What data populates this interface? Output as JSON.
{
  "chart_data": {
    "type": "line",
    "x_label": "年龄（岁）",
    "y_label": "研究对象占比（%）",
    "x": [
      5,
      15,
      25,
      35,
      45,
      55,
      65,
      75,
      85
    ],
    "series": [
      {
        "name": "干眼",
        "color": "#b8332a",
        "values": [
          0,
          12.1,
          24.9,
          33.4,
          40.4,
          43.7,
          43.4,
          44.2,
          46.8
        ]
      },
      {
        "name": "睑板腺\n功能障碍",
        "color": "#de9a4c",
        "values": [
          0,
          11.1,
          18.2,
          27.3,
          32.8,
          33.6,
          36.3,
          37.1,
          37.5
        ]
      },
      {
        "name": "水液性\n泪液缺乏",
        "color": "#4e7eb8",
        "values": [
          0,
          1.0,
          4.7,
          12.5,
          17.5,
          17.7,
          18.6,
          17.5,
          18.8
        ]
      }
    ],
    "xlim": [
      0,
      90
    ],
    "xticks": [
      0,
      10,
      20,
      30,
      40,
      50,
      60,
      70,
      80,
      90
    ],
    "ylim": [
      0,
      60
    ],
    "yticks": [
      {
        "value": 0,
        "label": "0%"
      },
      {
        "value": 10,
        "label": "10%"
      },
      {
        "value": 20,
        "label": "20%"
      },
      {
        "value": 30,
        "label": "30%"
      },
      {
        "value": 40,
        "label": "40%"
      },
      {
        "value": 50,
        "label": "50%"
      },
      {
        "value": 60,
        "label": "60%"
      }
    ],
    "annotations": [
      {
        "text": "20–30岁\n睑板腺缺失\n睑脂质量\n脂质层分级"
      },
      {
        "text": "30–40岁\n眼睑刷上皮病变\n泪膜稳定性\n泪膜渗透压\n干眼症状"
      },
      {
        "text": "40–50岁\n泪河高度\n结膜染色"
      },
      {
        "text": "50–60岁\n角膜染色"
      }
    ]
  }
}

• **GIVEN TASK**
Reproduce the complete data exactly as presented above.

• **SOLUTION FOR THIS EXERCISE**
What data populates this interface? Output as JSON.
{
  "chart_data": {
    "type": "line",
    "x_label": "年龄（岁）",
    "y_label": "研究对象占比（%）",
    "x": [
      5,
      15,
      25,
      35,
      45,
      55,
      65,
      75,
      85
    ],
    "series": [
      {
        "name": "干眼",
        "color": "#b8332a",
        "values": [
          0,
          12.1,
          24.9,
          33.4,
          40.4,
          43.7,
          43.4,
          44.2,
          46.8
        ]
      },
      {
        "name": "睑板腺\n功能障碍",
        "color": "#de9a4c",
        "values": [
          0,
          11.1,
          18.2,
          27.3,
          32.8,
          33.6,
          36.3,
          37.1,
          37.5
        ]
      },
      {
        "name": "水液性\n泪液缺乏",
        "color": "#4e7eb8",
        "values": [
          0,
          1.0,
          4.7,
          12.5,
          17.5,
          17.7,
          18.6,
          17.5,
          18.8
        ]
      }
    ],
    "xlim": [
      0,
      90
    ],
    "xticks": [
      0,
      10,
      20,
      30,
      40,
      50,
      60,
      70,
      80,
      90
    ],
    "ylim": [
      0,
      60
    ],
    "yticks": [
      {
        "value": 0,
        "label": "0%"
      },
      {
        "value": 10,
        "label": "10%"
      },
      {
        "value": 20,
        "label": "20%"
      },
      {
        "value": 30,
        "label": "30%"
      },
      {
        "value": 40,
        "label": "40%"
      },
      {
        "value": 50,
        "label": "50%"
      },
      {
        "value": 60,
        "label": "60%"
      }
    ],
    "annotations": [
      {
        "text": "20–30岁\n睑板腺缺失\n睑脂质量\n脂质层分级"
      },
      {
        "text": "30–40岁\n眼睑刷上皮病变\n泪膜稳定性\n泪膜渗透压\n干眼症状"
      },
      {
        "text": "40–50岁\n泪河高度\n结膜染色"
      },
      {
        "text": "50–60岁\n角膜染色"
      }
    ]
  }
}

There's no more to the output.